**What to produce**
Pull out every line from the listing that has the word "请在相应选项前的".
::: Task data
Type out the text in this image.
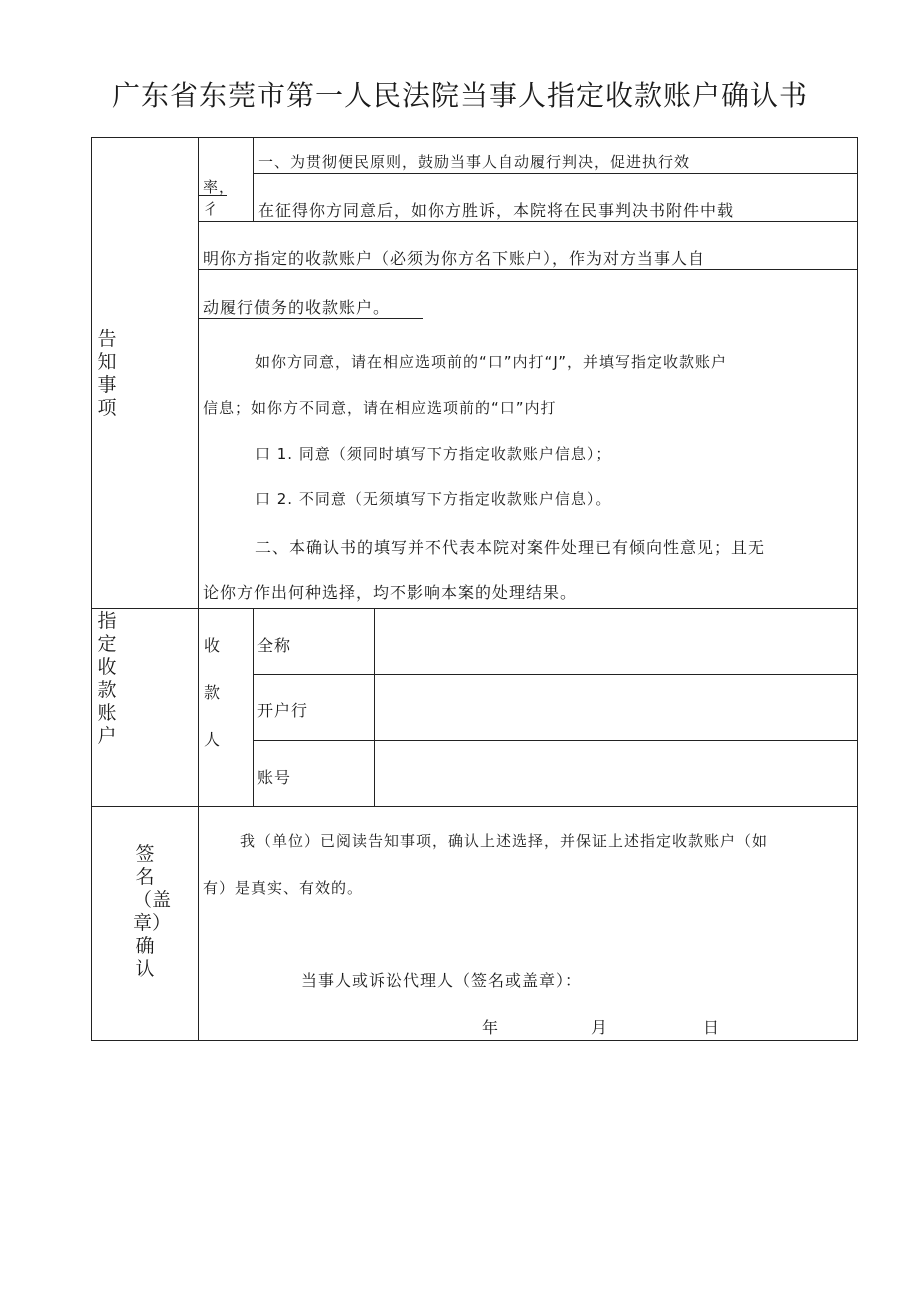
广东省东莞市第一人民法院当事人指定收款账户确认书
告知事项
率，
彳
一、为贯彻便民原则，鼓励当事人自动履行判决，促进执行效
在征得你方同意后，如你方胜诉，本院将在民事判决书附件中载
明你方指定的收款账户（必须为你方名下账户），作为对方当事人自
动履行债务的收款账户。
如你方同意，请在相应选项前的“口”内打“J”，并填写指定收款账户
信息；如你方不同意，请在相应选项前的“口”内打
口 1. 同意（须同时填写下方指定收款账户信息）；
口 2. 不同意（无须填写下方指定收款账户信息）。
二、本确认书的填写并不代表本院对案件处理已有倾向性意见；且无
论你方作出何种选择，均不影响本案的处理结果。
指定收款账户
收款人
全称
开户行
账号
签名（盖章）确认
我（单位）已阅读告知事项，确认上述选择，并保证上述指定收款账户（如
有）是真实、有效的。
当事人或诉讼代理人（签名或盖章）：
年	月	日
::::::
**Reply**
如你方同意，请在相应选项前的“口”内打“J”，并填写指定收款账户
信息；如你方不同意，请在相应选项前的“口”内打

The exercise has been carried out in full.